>> BEGIN

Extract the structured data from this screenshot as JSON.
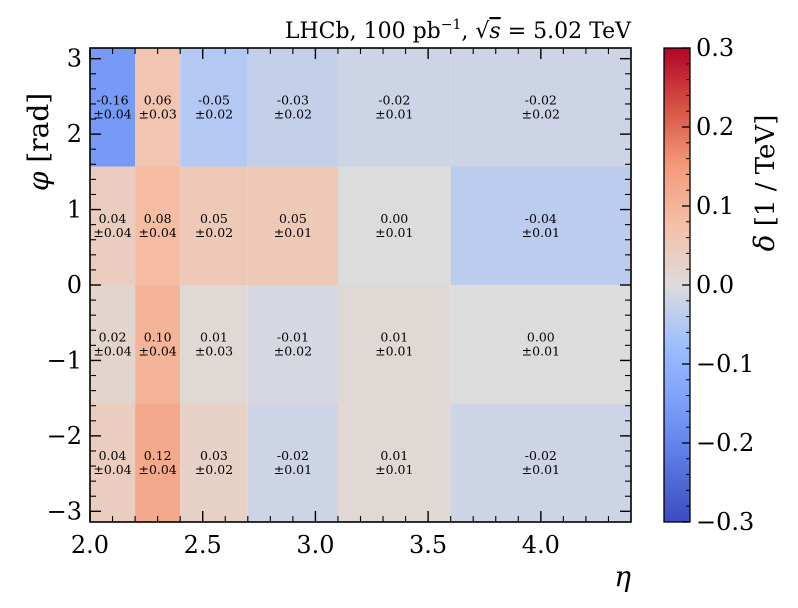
{
  "chart_data": {
    "type": "heatmap",
    "title": "LHCb, 100 pb⁻¹, √s = 5.02 TeV",
    "title_parts": {
      "experiment": "LHCb, 100 pb",
      "lumi_exp": "−1",
      "sep": ", ",
      "sqrt_symbol": "√",
      "s": "s",
      "energy": " = 5.02 TeV"
    },
    "xlabel": "η",
    "ylabel": "φ [rad]",
    "ylabel_parts": {
      "symbol": "φ",
      "unit": " [rad]"
    },
    "colorbar_label": "δ [1 / TeV]",
    "colorbar_label_parts": {
      "symbol": "δ",
      "unit": " [1 / TeV]"
    },
    "xlim": [
      2.0,
      4.4
    ],
    "ylim": [
      -3.1416,
      3.1416
    ],
    "clim": [
      -0.3,
      0.3
    ],
    "colormap": "coolwarm",
    "x_ticks": [
      2.0,
      2.5,
      3.0,
      3.5,
      4.0
    ],
    "x_tick_labels": [
      "2.0",
      "2.5",
      "3.0",
      "3.5",
      "4.0"
    ],
    "y_ticks": [
      3,
      2,
      1,
      0,
      -1,
      -2,
      -3
    ],
    "y_tick_labels": [
      "3",
      "2",
      "1",
      "0",
      "−1",
      "−2",
      "−3"
    ],
    "colorbar_ticks": [
      0.3,
      0.2,
      0.1,
      0.0,
      -0.1,
      -0.2,
      -0.3
    ],
    "colorbar_tick_labels": [
      "0.3",
      "0.2",
      "0.1",
      "0.0",
      "−0.1",
      "−0.2",
      "−0.3"
    ],
    "x_edges": [
      2.0,
      2.2,
      2.4,
      2.7,
      3.1,
      3.6,
      4.4
    ],
    "y_edges": [
      3.1416,
      1.5708,
      0.0,
      -1.5708,
      -3.1416
    ],
    "rows": [
      {
        "values": [
          -0.16,
          0.06,
          -0.05,
          -0.03,
          -0.02,
          -0.02
        ],
        "value_labels": [
          "-0.16",
          "0.06",
          "-0.05",
          "-0.03",
          "-0.02",
          "-0.02"
        ],
        "error_labels": [
          "±0.04",
          "±0.03",
          "±0.02",
          "±0.02",
          "±0.01",
          "±0.02"
        ]
      },
      {
        "values": [
          0.04,
          0.08,
          0.05,
          0.05,
          0.0,
          -0.04
        ],
        "value_labels": [
          "0.04",
          "0.08",
          "0.05",
          "0.05",
          "0.00",
          "-0.04"
        ],
        "error_labels": [
          "±0.04",
          "±0.04",
          "±0.02",
          "±0.01",
          "±0.01",
          "±0.01"
        ]
      },
      {
        "values": [
          0.02,
          0.1,
          0.01,
          -0.01,
          0.01,
          0.0
        ],
        "value_labels": [
          "0.02",
          "0.10",
          "0.01",
          "-0.01",
          "0.01",
          "0.00"
        ],
        "error_labels": [
          "±0.04",
          "±0.04",
          "±0.03",
          "±0.02",
          "±0.01",
          "±0.01"
        ]
      },
      {
        "values": [
          0.04,
          0.12,
          0.03,
          -0.02,
          0.01,
          -0.02
        ],
        "value_labels": [
          "0.04",
          "0.12",
          "0.03",
          "-0.02",
          "0.01",
          "-0.02"
        ],
        "error_labels": [
          "±0.04",
          "±0.04",
          "±0.02",
          "±0.01",
          "±0.01",
          "±0.01"
        ]
      }
    ]
  }
}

>> END

Problem description: Copy each line that holds the word "LHCb".

Answer to the exercise:
    "title": "LHCb, 100 pb⁻¹, √s = 5.02 TeV",
      "experiment": "LHCb, 100 pb",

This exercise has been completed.